[START RECORDED DATA]

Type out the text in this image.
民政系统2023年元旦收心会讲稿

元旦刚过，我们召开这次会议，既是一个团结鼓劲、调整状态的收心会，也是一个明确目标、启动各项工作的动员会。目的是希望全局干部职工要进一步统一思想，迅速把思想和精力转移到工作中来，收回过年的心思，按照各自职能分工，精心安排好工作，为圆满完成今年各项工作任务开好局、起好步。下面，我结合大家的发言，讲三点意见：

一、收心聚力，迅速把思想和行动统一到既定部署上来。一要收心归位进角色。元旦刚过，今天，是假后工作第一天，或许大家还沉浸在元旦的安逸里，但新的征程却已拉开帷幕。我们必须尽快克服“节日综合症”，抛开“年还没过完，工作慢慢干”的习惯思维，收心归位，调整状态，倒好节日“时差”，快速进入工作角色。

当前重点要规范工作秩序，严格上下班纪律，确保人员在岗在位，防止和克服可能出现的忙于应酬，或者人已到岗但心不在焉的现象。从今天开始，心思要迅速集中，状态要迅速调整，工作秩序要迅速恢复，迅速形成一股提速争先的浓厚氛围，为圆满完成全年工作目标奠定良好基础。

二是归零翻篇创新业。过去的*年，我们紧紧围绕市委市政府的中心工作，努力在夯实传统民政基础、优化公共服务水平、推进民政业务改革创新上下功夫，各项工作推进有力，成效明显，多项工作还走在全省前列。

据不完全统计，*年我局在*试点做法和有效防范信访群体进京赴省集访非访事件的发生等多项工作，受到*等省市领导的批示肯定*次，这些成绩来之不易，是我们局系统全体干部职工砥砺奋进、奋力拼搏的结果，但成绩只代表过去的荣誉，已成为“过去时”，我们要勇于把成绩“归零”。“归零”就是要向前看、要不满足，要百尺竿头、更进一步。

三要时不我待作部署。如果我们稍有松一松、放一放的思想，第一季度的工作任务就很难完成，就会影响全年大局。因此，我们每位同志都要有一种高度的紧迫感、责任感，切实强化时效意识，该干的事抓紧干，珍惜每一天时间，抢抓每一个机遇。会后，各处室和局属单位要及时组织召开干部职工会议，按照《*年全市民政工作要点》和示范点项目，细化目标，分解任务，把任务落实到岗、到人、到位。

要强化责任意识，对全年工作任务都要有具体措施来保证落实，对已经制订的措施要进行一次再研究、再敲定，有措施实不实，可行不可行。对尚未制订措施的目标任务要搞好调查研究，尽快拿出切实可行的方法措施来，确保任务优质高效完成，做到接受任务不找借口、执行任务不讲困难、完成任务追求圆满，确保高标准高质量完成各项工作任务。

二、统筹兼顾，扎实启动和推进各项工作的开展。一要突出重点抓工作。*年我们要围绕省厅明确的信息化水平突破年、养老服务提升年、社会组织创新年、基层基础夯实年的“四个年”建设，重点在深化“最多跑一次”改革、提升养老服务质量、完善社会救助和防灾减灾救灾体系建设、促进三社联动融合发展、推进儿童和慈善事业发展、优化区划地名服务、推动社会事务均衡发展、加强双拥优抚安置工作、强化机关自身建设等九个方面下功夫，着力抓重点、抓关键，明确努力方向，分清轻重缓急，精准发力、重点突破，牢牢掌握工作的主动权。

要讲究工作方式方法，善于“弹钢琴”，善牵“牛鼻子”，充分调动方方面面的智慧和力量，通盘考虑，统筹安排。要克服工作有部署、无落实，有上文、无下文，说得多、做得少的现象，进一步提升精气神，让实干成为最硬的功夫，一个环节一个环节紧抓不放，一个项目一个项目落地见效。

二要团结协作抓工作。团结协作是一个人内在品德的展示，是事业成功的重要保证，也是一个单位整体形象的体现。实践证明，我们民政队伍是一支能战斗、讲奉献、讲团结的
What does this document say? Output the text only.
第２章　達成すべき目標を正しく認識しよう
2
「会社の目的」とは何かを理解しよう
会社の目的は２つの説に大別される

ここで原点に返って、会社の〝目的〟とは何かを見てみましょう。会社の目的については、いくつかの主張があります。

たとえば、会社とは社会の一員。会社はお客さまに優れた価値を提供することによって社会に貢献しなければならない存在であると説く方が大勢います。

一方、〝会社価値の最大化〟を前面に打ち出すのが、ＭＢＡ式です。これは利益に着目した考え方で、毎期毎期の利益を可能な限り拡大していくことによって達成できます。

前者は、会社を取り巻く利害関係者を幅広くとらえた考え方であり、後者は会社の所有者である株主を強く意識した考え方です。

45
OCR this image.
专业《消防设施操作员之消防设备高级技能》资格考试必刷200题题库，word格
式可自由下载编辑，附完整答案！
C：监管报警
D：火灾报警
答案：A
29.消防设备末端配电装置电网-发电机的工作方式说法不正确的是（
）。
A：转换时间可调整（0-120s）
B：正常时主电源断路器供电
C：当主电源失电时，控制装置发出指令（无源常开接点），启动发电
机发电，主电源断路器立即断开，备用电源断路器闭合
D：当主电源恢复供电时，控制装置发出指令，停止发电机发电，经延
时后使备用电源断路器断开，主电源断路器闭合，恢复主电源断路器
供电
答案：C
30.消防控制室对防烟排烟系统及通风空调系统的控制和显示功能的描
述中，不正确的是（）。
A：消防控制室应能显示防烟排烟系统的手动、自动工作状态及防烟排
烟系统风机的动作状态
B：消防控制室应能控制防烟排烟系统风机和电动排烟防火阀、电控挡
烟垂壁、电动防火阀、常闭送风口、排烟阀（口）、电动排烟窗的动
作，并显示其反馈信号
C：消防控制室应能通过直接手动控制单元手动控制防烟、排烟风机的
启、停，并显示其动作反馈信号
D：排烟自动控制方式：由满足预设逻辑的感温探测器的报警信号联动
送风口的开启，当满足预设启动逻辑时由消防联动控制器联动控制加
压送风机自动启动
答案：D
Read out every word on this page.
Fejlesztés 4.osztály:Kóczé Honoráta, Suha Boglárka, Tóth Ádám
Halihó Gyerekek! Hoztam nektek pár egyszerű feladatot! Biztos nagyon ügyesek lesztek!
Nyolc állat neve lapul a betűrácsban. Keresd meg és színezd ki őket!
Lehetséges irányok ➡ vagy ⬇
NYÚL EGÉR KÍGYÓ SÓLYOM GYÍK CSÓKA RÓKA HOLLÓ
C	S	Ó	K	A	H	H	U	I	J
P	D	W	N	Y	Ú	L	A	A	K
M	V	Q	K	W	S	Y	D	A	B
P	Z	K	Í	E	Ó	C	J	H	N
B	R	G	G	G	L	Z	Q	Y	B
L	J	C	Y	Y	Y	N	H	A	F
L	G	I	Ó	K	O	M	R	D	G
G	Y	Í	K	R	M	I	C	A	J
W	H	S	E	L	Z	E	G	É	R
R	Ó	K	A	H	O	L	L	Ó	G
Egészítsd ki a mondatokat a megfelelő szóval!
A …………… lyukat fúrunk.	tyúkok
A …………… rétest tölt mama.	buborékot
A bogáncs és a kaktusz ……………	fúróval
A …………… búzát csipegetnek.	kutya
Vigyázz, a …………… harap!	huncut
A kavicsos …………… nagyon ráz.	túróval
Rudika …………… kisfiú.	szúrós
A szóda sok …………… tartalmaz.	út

[END RECORDED DATA]

**THE EXERCISE:** Find and copy every line in the entries above where the string "元旦刚过" occurs.

**EXERCISE SOLUTION:**
元旦刚过，我们召开这次会议，既是一个团结鼓劲、调整状态的收心会，也是一个明确目标、启动各项工作的动员会。目的是希望全局干部职工要进一步统一思想，迅速把思想和精力转移到工作中来，收回过年的心思，按照各自职能分工，精心安排好工作，为圆满完成今年各项工作任务开好局、起好步。下面，我结合大家的发言，讲三点意见：
一、收心聚力，迅速把思想和行动统一到既定部署上来。一要收心归位进角色。元旦刚过，今天，是假后工作第一天，或许大家还沉浸在元旦的安逸里，但新的征程却已拉开帷幕。我们必须尽快克服“节日综合症”，抛开“年还没过完，工作慢慢干”的习惯思维，收心归位，调整状态，倒好节日“时差”，快速进入工作角色。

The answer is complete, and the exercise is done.